DOCUMENT TEXT:
--- begin ---

Keet v. Baker

141 Mo. 175 | Mo. | 1897

Brace, J.

— This is an action in ejectment to recover possession of lot number 8 in Curtis addition to the city of Springfield. The petition is in common form. The answer a general denial. Hatfield and Tracy, who were the owners of the premises, on the twenty-seventh .of May, 1889, executed a deed of trust thereon of that date to secure their promissory note for $1,650, payable June 4, 1894, to the Lombard Investment Company. Afterward on the twenty-third of February, 1892, the said Hatfield and Tracy conveyed the premises to P. H. Oliver by deed of that date containing the following stipulation: “This deed is made subject to a deed of trust to the Lombard Investment Company, for the sum of $1,650, and all interest on the same, recorded in the recorder’s office of Greene county, Missouri, in deed of trust record book 26, page 500, *178which grantee hereby assumes a,nd agrees to pay, as part of the consideration herein.”

On the twelfth day of April, 1892, the said Oliver, by deed of that date, containing the same stipulation, conveyed the premises to Samuel H. Horine. At this date there was standing on the records of the circuit, court of Greene county,' a judgment in favor of the defendant Baker against the said Horine for $100 and costs. Afterward, on the thirty-first of August, 1892, the said Horine, by deed of that date containing the same stipulation as before, conveyed the premises to John 0. Keet, and on the twenty-second of December, 1892, the said John C. Keet, by his deed of that date containing the same stipulation as before, conveyed the premises to Josiah T. Keet, who thereafter died, and by his last will admitted to probate in March, 1894, appointed his son, the plaintiff James E. Keet, and his wife, Elizabeth Keet, executors thereof.

--- end ---

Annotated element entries
--- begin ---

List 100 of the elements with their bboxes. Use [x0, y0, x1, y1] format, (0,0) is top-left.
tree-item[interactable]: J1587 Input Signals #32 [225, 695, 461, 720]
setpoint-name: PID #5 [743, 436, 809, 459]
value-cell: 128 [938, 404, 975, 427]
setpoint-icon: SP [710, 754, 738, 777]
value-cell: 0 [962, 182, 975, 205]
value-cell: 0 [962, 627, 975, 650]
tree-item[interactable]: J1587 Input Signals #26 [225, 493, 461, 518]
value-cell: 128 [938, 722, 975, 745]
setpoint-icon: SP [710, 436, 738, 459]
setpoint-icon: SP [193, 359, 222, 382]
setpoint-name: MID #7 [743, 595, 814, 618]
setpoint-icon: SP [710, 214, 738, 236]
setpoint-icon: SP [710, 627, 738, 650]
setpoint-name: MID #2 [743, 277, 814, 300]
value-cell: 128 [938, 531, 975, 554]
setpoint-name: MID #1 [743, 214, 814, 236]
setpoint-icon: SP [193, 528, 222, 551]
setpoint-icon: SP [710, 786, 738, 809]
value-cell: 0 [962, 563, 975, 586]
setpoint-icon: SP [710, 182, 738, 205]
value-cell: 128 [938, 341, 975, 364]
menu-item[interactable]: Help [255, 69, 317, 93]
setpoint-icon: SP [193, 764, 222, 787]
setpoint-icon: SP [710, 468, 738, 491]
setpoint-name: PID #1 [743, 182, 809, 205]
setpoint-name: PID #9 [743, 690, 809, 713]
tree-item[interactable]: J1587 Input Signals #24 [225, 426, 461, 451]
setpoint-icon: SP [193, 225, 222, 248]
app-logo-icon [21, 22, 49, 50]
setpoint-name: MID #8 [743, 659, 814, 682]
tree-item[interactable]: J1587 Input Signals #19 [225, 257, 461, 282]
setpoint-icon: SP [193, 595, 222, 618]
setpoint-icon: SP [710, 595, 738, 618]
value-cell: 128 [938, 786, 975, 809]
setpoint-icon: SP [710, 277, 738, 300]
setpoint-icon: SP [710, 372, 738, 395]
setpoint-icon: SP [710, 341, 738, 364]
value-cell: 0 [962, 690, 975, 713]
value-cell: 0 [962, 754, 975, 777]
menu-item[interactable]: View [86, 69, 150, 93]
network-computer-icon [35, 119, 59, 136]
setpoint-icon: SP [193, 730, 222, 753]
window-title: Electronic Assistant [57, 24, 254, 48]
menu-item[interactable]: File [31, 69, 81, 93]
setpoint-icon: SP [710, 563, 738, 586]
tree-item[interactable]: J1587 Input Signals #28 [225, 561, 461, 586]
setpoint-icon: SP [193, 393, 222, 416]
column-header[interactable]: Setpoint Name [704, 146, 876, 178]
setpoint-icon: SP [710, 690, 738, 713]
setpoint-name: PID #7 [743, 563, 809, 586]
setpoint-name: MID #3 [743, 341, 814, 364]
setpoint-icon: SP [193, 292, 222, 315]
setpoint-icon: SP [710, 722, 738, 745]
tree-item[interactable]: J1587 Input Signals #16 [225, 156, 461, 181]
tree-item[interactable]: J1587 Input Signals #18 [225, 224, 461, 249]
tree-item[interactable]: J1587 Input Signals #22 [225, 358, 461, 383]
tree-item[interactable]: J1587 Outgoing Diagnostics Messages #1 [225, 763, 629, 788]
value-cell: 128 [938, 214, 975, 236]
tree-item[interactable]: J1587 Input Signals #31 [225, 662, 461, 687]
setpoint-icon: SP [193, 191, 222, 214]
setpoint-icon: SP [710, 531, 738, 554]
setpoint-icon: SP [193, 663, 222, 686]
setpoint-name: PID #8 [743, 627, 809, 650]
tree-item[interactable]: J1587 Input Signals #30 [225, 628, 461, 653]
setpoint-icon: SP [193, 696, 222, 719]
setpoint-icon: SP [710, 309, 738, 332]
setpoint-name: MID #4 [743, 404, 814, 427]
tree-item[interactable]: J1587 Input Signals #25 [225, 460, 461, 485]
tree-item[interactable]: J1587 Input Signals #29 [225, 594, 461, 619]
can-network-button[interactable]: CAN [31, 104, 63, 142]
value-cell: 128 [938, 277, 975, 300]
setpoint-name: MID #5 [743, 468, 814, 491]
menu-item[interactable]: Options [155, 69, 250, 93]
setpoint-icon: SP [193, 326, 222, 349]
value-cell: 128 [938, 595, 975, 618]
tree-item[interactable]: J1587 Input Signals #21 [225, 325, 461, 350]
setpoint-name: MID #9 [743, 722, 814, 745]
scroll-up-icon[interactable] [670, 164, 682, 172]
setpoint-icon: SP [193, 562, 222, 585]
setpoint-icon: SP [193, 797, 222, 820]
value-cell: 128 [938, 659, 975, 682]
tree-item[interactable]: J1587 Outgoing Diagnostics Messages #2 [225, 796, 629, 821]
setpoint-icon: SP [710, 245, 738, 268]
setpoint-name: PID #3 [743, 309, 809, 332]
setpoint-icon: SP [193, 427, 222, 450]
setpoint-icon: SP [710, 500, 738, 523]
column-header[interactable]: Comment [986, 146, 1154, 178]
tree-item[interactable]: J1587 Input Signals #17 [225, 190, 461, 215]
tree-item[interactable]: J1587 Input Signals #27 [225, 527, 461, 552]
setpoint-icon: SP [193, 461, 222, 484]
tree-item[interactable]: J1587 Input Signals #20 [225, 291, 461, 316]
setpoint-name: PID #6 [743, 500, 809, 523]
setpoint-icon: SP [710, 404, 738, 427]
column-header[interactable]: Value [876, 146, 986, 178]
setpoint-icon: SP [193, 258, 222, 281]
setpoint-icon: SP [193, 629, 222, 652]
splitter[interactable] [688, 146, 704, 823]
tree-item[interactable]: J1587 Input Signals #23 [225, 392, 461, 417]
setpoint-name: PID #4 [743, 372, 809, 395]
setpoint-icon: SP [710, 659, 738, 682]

--- end ---

SET EXERCISE A: Pull out each line of the records that contains the string "Messages".
SET EXERCISE B: Write the next part of the Keet v. Baker court opinion, picking up after its final sentence.

EXERCISE RESULT A:
tree-item[interactable]: J1587 Outgoing Diagnostics Messages #1 [225, 763, 629, 788]
tree-item[interactable]: J1587 Outgoing Diagnostics Messages #2 [225, 796, 629, 821]

EXERCISE RESULT B:
In June, 1894, the Lombard Investment Company duly assigned in writing and delivered the deed of trust aforesaid, together with the promissory note evidencing the indebtedness, thereby secured, to the plaintiff for the consideration of $1,650.

On the ninth day of July, 1894, the sheriff of Greene county, in pursuance of a sale made on the seventh of July, 1894, under an execution issued upon the judgment aforesaid against Horine, conveyed the premises to the defendant Baker. On the thirty-first of August, 1894, in pursuance of a sale in foreclosure of the deed of trust aforesaid, the trustee conveyed the premises to the plaintiff who, on the sixteenth of March, 1895, instituted this suit. The judgment was for the plaintiff and the defendant appeals.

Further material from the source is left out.